Task objective → Your task is to copy every line of this material exactly.

Materials provided →
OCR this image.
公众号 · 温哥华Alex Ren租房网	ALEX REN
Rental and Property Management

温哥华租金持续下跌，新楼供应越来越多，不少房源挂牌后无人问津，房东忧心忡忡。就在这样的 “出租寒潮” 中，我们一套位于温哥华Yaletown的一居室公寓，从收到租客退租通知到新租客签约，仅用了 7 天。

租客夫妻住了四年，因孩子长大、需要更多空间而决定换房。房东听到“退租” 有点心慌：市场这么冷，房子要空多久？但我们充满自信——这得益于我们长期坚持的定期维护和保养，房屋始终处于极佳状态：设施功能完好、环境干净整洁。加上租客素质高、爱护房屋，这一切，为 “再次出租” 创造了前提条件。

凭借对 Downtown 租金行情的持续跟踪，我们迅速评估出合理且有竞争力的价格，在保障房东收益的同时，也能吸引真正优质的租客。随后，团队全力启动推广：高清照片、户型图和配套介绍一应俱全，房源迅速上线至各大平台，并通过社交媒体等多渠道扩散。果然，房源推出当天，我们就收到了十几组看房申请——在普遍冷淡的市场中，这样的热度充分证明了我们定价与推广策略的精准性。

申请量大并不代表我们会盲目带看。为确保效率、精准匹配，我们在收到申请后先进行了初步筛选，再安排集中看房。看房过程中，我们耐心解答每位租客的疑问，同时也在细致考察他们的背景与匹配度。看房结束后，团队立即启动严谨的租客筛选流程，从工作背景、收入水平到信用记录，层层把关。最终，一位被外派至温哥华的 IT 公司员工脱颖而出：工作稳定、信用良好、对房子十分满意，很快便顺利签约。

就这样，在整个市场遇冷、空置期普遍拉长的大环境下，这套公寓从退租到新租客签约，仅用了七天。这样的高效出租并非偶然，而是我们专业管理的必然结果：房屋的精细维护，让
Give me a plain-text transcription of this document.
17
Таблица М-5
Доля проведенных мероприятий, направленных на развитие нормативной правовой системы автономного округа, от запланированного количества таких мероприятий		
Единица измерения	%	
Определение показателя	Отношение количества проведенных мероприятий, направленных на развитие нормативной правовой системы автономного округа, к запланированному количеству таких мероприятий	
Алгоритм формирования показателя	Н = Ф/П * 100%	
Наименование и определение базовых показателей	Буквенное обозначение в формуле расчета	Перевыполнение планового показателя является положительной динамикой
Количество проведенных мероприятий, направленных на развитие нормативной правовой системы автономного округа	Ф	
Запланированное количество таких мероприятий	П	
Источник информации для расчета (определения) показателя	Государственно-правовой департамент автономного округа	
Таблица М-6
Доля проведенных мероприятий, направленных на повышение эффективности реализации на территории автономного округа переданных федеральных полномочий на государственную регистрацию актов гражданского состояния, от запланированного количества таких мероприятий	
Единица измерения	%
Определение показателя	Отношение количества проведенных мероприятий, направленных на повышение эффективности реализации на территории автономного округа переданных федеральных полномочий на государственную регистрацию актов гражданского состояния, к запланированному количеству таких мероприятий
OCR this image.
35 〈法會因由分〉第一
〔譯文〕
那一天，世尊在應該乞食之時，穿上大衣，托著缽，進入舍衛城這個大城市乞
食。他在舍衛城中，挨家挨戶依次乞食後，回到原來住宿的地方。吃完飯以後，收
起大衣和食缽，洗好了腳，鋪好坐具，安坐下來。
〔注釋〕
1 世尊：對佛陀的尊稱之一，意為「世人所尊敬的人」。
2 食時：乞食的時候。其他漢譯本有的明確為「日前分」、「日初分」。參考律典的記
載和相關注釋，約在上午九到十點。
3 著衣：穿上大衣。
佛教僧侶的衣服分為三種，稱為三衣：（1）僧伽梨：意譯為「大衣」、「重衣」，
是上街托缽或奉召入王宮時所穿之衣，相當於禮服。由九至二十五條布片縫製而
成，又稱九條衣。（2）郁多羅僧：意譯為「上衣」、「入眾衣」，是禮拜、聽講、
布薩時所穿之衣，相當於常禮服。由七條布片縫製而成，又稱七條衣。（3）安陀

Exercise result →
OCR this image.
公众号 · 温哥华Alex Ren租房网	ALEX REN
Rental and Property Management

温哥华租金持续下跌，新楼供应越来越多，不少房源挂牌后无人问津，房东忧心忡忡。就在这样的 “出租寒潮” 中，我们一套位于温哥华Yaletown的一居室公寓，从收到租客退租通知到新租客签约，仅用了 7 天。

租客夫妻住了四年，因孩子长大、需要更多空间而决定换房。房东听到“退租” 有点心慌：市场这么冷，房子要空多久？但我们充满自信——这得益于我们长期坚持的定期维护和保养，房屋始终处于极佳状态：设施功能完好、环境干净整洁。加上租客素质高、爱护房屋，这一切，为 “再次出租” 创造了前提条件。

凭借对 Downtown 租金行情的持续跟踪，我们迅速评估出合理且有竞争力的价格，在保障房东收益的同时，也能吸引真正优质的租客。随后，团队全力启动推广：高清照片、户型图和配套介绍一应俱全，房源迅速上线至各大平台，并通过社交媒体等多渠道扩散。果然，房源推出当天，我们就收到了十几组看房申请——在普遍冷淡的市场中，这样的热度充分证明了我们定价与推广策略的精准性。

申请量大并不代表我们会盲目带看。为确保效率、精准匹配，我们在收到申请后先进行了初步筛选，再安排集中看房。看房过程中，我们耐心解答每位租客的疑问，同时也在细致考察他们的背景与匹配度。看房结束后，团队立即启动严谨的租客筛选流程，从工作背景、收入水平到信用记录，层层把关。最终，一位被外派至温哥华的 IT 公司员工脱颖而出：工作稳定、信用良好、对房子十分满意，很快便顺利签约。

就这样，在整个市场遇冷、空置期普遍拉长的大环境下，这套公寓从退租到新租客签约，仅用了七天。这样的高效出租并非偶然，而是我们专业管理的必然结果：房屋的精细维护，让
Give me a plain-text transcription of this document.
17
Таблица М-5
Доля проведенных мероприятий, направленных на развитие нормативной правовой системы автономного округа, от запланированного количества таких мероприятий		
Единица измерения	%	
Определение показателя	Отношение количества проведенных мероприятий, направленных на развитие нормативной правовой системы автономного округа, к запланированному количеству таких мероприятий	
Алгоритм формирования показателя	Н = Ф/П * 100%	
Наименование и определение базовых показателей	Буквенное обозначение в формуле расчета	Перевыполнение планового показателя является положительной динамикой
Количество проведенных мероприятий, направленных на развитие нормативной правовой системы автономного округа	Ф	
Запланированное количество таких мероприятий	П	
Источник информации для расчета (определения) показателя	Государственно-правовой департамент автономного округа	
Таблица М-6
Доля проведенных мероприятий, направленных на повышение эффективности реализации на территории автономного округа переданных федеральных полномочий на государственную регистрацию актов гражданского состояния, от запланированного количества таких мероприятий	
Единица измерения	%
Определение показателя	Отношение количества проведенных мероприятий, направленных на повышение эффективности реализации на территории автономного округа переданных федеральных полномочий на государственную регистрацию актов гражданского состояния, к запланированному количеству таких мероприятий
OCR this image.
35 〈法會因由分〉第一
〔譯文〕
那一天，世尊在應該乞食之時，穿上大衣，托著缽，進入舍衛城這個大城市乞
食。他在舍衛城中，挨家挨戶依次乞食後，回到原來住宿的地方。吃完飯以後，收
起大衣和食缽，洗好了腳，鋪好坐具，安坐下來。
〔注釋〕
1 世尊：對佛陀的尊稱之一，意為「世人所尊敬的人」。
2 食時：乞食的時候。其他漢譯本有的明確為「日前分」、「日初分」。參考律典的記
載和相關注釋，約在上午九到十點。
3 著衣：穿上大衣。
佛教僧侶的衣服分為三種，稱為三衣：（1）僧伽梨：意譯為「大衣」、「重衣」，
是上街托缽或奉召入王宮時所穿之衣，相當於禮服。由九至二十五條布片縫製而
成，又稱九條衣。（2）郁多羅僧：意譯為「上衣」、「入眾衣」，是禮拜、聽講、
布薩時所穿之衣，相當於常禮服。由七條布片縫製而成，又稱七條衣。（3）安陀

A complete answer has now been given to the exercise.